[Stored records]
--- start ---

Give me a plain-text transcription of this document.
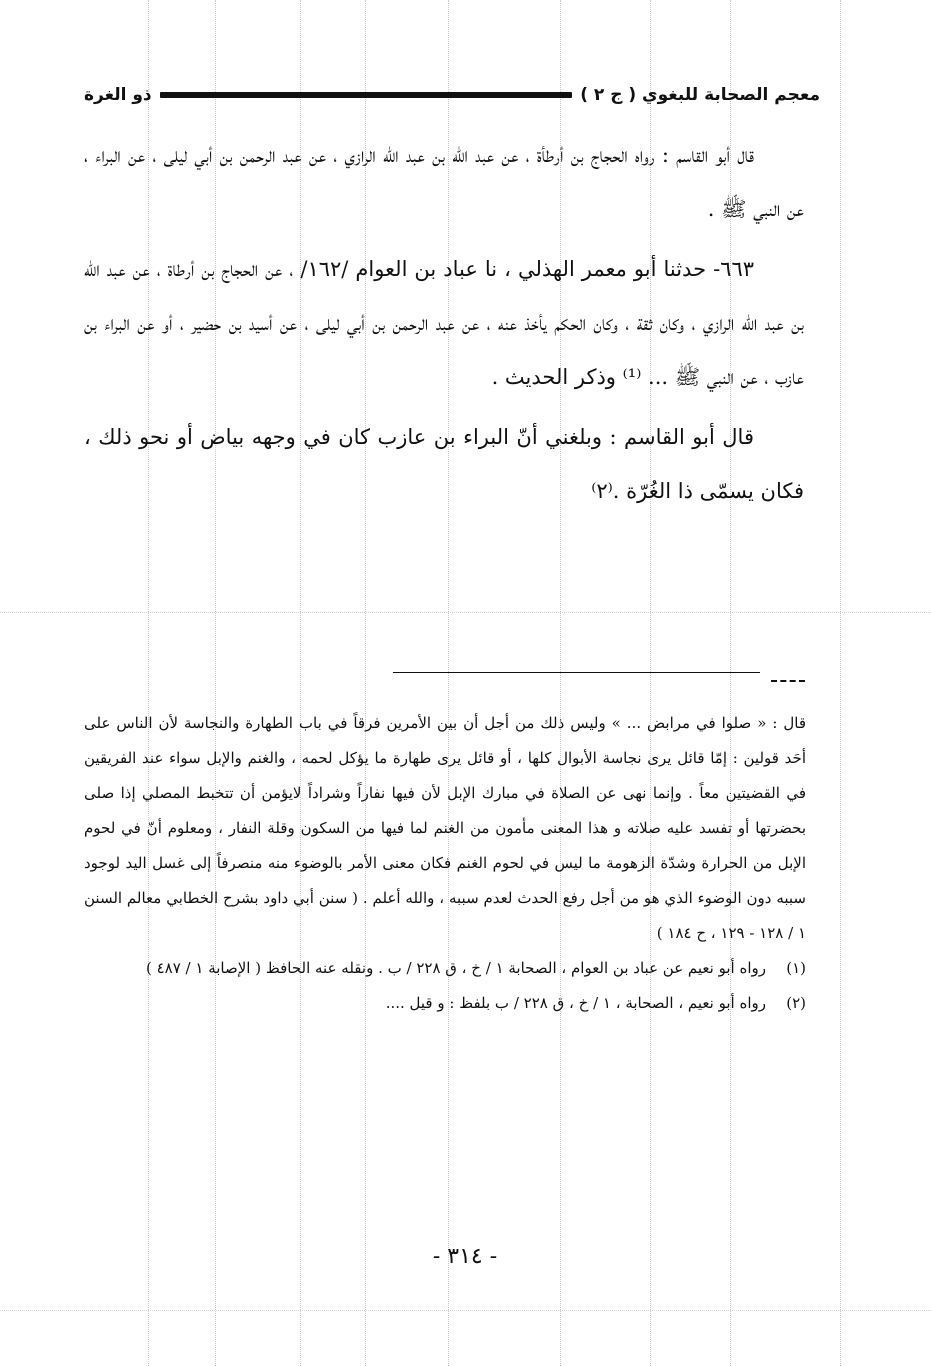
معجم الصحابة للبغوي ( ج ٢ )
ذو الغرة

قال أبو القاسم : رواه الحجاج بن أرطأة ، عن عبد الله بن عبد الله الرازي ، عن عبد الرحمن بن أبي ليلى ، عن البراء ، عن النبي ﷺ .

٦٦٣- حدثنا أبو معمر الهذلي ، نا عباد بن العوام /١٦٢/ ، عن الحجاج بن أرطاة ، عن عبد الله بن عبد الله الرازي ، وكان ثقة ، وكان الحكم يأخذ عنه ، عن عبد الرحمن بن أبي ليلى ، عن أسيد بن حضير ، أو عن البراء بن عازب ، عن النبي ﷺ ... ⁽¹⁾ وذكر الحديث .

قال أبو القاسم : وبلغني أنّ البراء بن عازب كان في وجهه بياض أو نحو ذلك ، فكان يسمّى ذا الغُرّة .⁽٢⁾

قال : « صلوا في مرابض ... » وليس ذلك من أجل أن بين الأمرين فرقاً في باب الطهارة والنجاسة لأن الناس على أحَد قولين : إمّا قائل يرى نجاسة الأبوال كلها ، أو قائل يرى طهارة ما يؤكل لحمه ، والغنم والإبل سواء عند الفريقين في القضيتين معاً . وإنما نهى عن الصلاة في مبارك الإبل لأن فيها نفاراً وشراداً لايؤمن أن تتخبط المصلي إذا صلى بحضرتها أو تفسد عليه صلاته و هذا المعنى مأمون من الغنم لما فيها من السكون وقلة النفار ، ومعلوم أنّ في لحوم الإبل من الحرارة وشدّة الزهومة ما ليس في لحوم الغنم فكان معنى الأمر بالوضوء منه منصرفاً إلى غسل اليد لوجود سببه دون الوضوء الذي هو من أجل رفع الحدث لعدم سببه ، والله أعلم . ( سنن أبي داود بشرح الخطابي معالم السنن ١ / ١٢٨ - ١٢٩ ، ح ١٨٤ )

(١)
رواه أبو نعيم عن عباد بن العوام ، الصحابة ١ / خ ، ق ٢٢٨ / ب . ونقله عنه الحافظ ( الإصابة ١ / ٤٨٧ )
(٢)
رواه أبو نعيم ، الصحابة ، ١ / خ ، ق ٢٢٨ / ب بلفظ : و قيل ....
- ٣١٤ -
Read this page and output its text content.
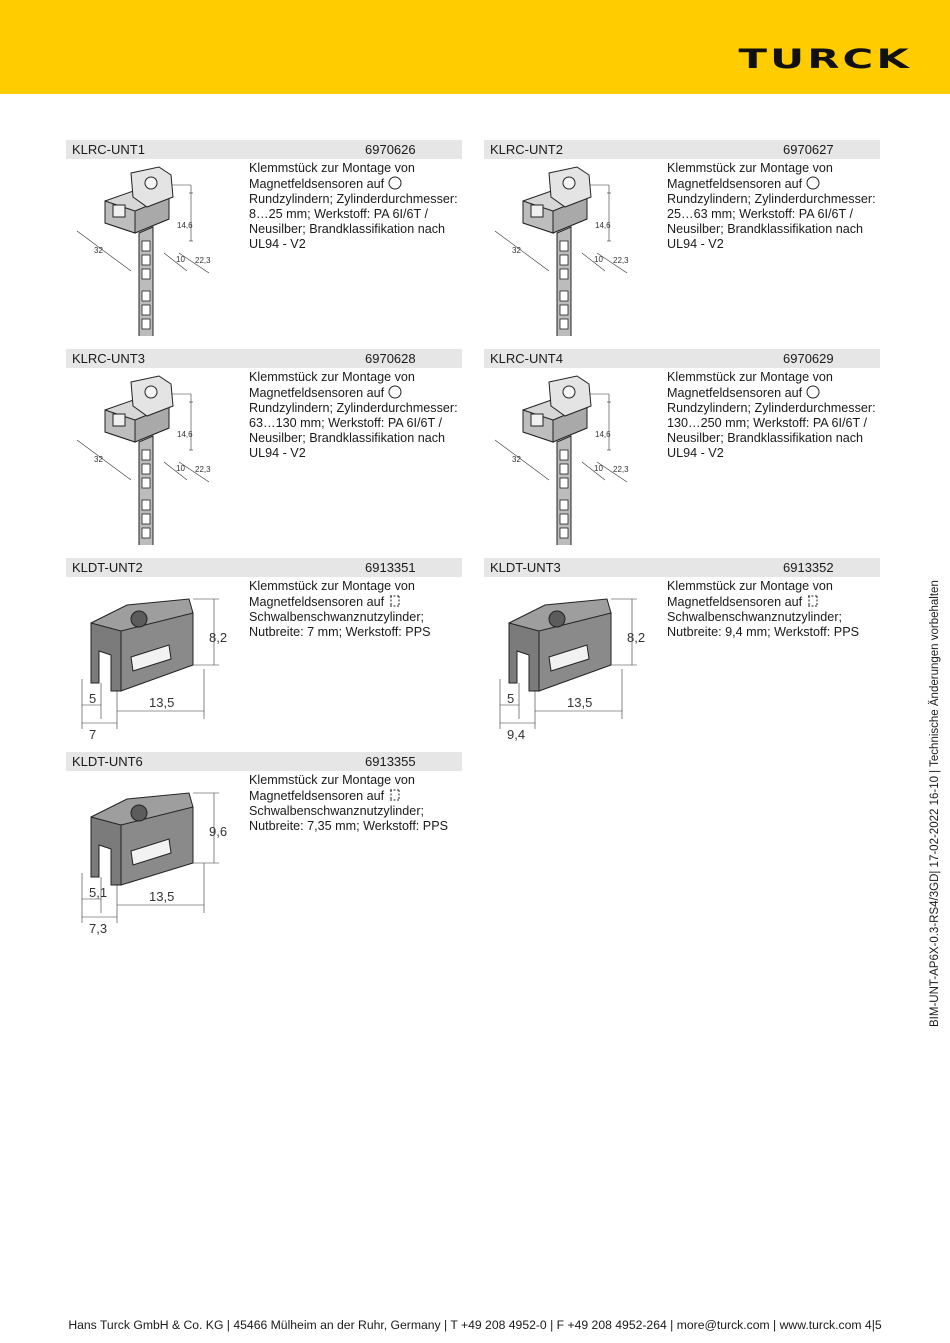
TURCK
KLRC-UNT1	6970626
14,6
32
10 22,3
Klemmstück zur Montage von Magnetfeldsensoren auf  Rundzylindern; Zylinderdurchmesser: 8…25 mm; Werkstoff: PA 6I/6T / Neusilber; Brandklassifikation nach UL94 - V2
KLRC-UNT2	6970627
14,6
32
10 22,3
Klemmstück zur Montage von Magnetfeldsensoren auf  Rundzylindern; Zylinderdurchmesser: 25…63 mm; Werkstoff: PA 6I/6T / Neusilber; Brandklassifikation nach UL94 - V2
KLRC-UNT3	6970628
14,6
32
10 22,3
Klemmstück zur Montage von Magnetfeldsensoren auf  Rundzylindern; Zylinderdurchmesser: 63…130 mm; Werkstoff: PA 6I/6T / Neusilber; Brandklassifikation nach UL94 - V2
KLRC-UNT4	6970629
14,6
32
10 22,3
Klemmstück zur Montage von Magnetfeldsensoren auf  Rundzylindern; Zylinderdurchmesser: 130…250 mm; Werkstoff: PA 6I/6T / Neusilber; Brandklassifikation nach UL94 - V2
KLDT-UNT2	6913351
8,2
5
7
13,5
Klemmstück zur Montage von Magnetfeldsensoren auf  Schwalbenschwanznutzylinder; Nutbreite: 7 mm; Werkstoff: PPS
KLDT-UNT3	6913352
8,2
5
9,4
13,5
Klemmstück zur Montage von Magnetfeldsensoren auf  Schwalbenschwanznutzylinder; Nutbreite: 9,4 mm; Werkstoff: PPS
KLDT-UNT6	6913355
9,6
5,1
7,3
13,5
Klemmstück zur Montage von Magnetfeldsensoren auf  Schwalbenschwanznutzylinder; Nutbreite: 7,35 mm; Werkstoff: PPS	BIM-UNT-AP6X-0.3-RS4/3GD| 17-02-2022 16-10 | Technische Änderungen vorbehalten
Hans Turck GmbH & Co. KG | 45466 Mülheim an der Ruhr, Germany | T +49 208 4952-0 | F +49 208 4952-264 | more@turck.com | www.turck.com 4|5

--- end ---

WHAT TO WORK ON:
The material above holds pictures; copy everything else in it exactly.

OUTPUT FOR THIS EXERCISE:
Give me a plain-text transcription of this document.
معجم الصحابة للبغوي ( ج ٢ )
ذو الغرة

قال أبو القاسم : رواه الحجاج بن أرطأة ، عن عبد الله بن عبد الله الرازي ، عن عبد الرحمن بن أبي ليلى ، عن البراء ، عن النبي ﷺ .

٦٦٣- حدثنا أبو معمر الهذلي ، نا عباد بن العوام /١٦٢/ ، عن الحجاج بن أرطاة ، عن عبد الله بن عبد الله الرازي ، وكان ثقة ، وكان الحكم يأخذ عنه ، عن عبد الرحمن بن أبي ليلى ، عن أسيد بن حضير ، أو عن البراء بن عازب ، عن النبي ﷺ ... ⁽¹⁾ وذكر الحديث .

قال أبو القاسم : وبلغني أنّ البراء بن عازب كان في وجهه بياض أو نحو ذلك ، فكان يسمّى ذا الغُرّة .⁽٢⁾

قال : « صلوا في مرابض ... » وليس ذلك من أجل أن بين الأمرين فرقاً في باب الطهارة والنجاسة لأن الناس على أحَد قولين : إمّا قائل يرى نجاسة الأبوال كلها ، أو قائل يرى طهارة ما يؤكل لحمه ، والغنم والإبل سواء عند الفريقين في القضيتين معاً . وإنما نهى عن الصلاة في مبارك الإبل لأن فيها نفاراً وشراداً لايؤمن أن تتخبط المصلي إذا صلى بحضرتها أو تفسد عليه صلاته و هذا المعنى مأمون من الغنم لما فيها من السكون وقلة النفار ، ومعلوم أنّ في لحوم الإبل من الحرارة وشدّة الزهومة ما ليس في لحوم الغنم فكان معنى الأمر بالوضوء منه منصرفاً إلى غسل اليد لوجود سببه دون الوضوء الذي هو من أجل رفع الحدث لعدم سببه ، والله أعلم . ( سنن أبي داود بشرح الخطابي معالم السنن ١ / ١٢٨ - ١٢٩ ، ح ١٨٤ )

(١)
رواه أبو نعيم عن عباد بن العوام ، الصحابة ١ / خ ، ق ٢٢٨ / ب . ونقله عنه الحافظ ( الإصابة ١ / ٤٨٧ )
(٢)
رواه أبو نعيم ، الصحابة ، ١ / خ ، ق ٢٢٨ / ب بلفظ : و قيل ....
- ٣١٤ -
Read this page and output its text content.
TURCK
KLRC-UNT1	6970626
14,6
32
10 22,3
Klemmstück zur Montage von Magnetfeldsensoren auf  Rundzylindern; Zylinderdurchmesser: 8…25 mm; Werkstoff: PA 6I/6T / Neusilber; Brandklassifikation nach UL94 - V2
KLRC-UNT2	6970627
14,6
32
10 22,3
Klemmstück zur Montage von Magnetfeldsensoren auf  Rundzylindern; Zylinderdurchmesser: 25…63 mm; Werkstoff: PA 6I/6T / Neusilber; Brandklassifikation nach UL94 - V2
KLRC-UNT3	6970628
14,6
32
10 22,3
Klemmstück zur Montage von Magnetfeldsensoren auf  Rundzylindern; Zylinderdurchmesser: 63…130 mm; Werkstoff: PA 6I/6T / Neusilber; Brandklassifikation nach UL94 - V2
KLRC-UNT4	6970629
14,6
32
10 22,3
Klemmstück zur Montage von Magnetfeldsensoren auf  Rundzylindern; Zylinderdurchmesser: 130…250 mm; Werkstoff: PA 6I/6T / Neusilber; Brandklassifikation nach UL94 - V2
KLDT-UNT2	6913351
8,2
5
7
13,5
Klemmstück zur Montage von Magnetfeldsensoren auf  Schwalbenschwanznutzylinder; Nutbreite: 7 mm; Werkstoff: PPS
KLDT-UNT3	6913352
8,2
5
9,4
13,5
Klemmstück zur Montage von Magnetfeldsensoren auf  Schwalbenschwanznutzylinder; Nutbreite: 9,4 mm; Werkstoff: PPS
KLDT-UNT6	6913355
9,6
5,1
7,3
13,5
Klemmstück zur Montage von Magnetfeldsensoren auf  Schwalbenschwanznutzylinder; Nutbreite: 7,35 mm; Werkstoff: PPS	BIM-UNT-AP6X-0.3-RS4/3GD| 17-02-2022 16-10 | Technische Änderungen vorbehalten
Hans Turck GmbH & Co. KG | 45466 Mülheim an der Ruhr, Germany | T +49 208 4952-0 | F +49 208 4952-264 | more@turck.com | www.turck.com 4|5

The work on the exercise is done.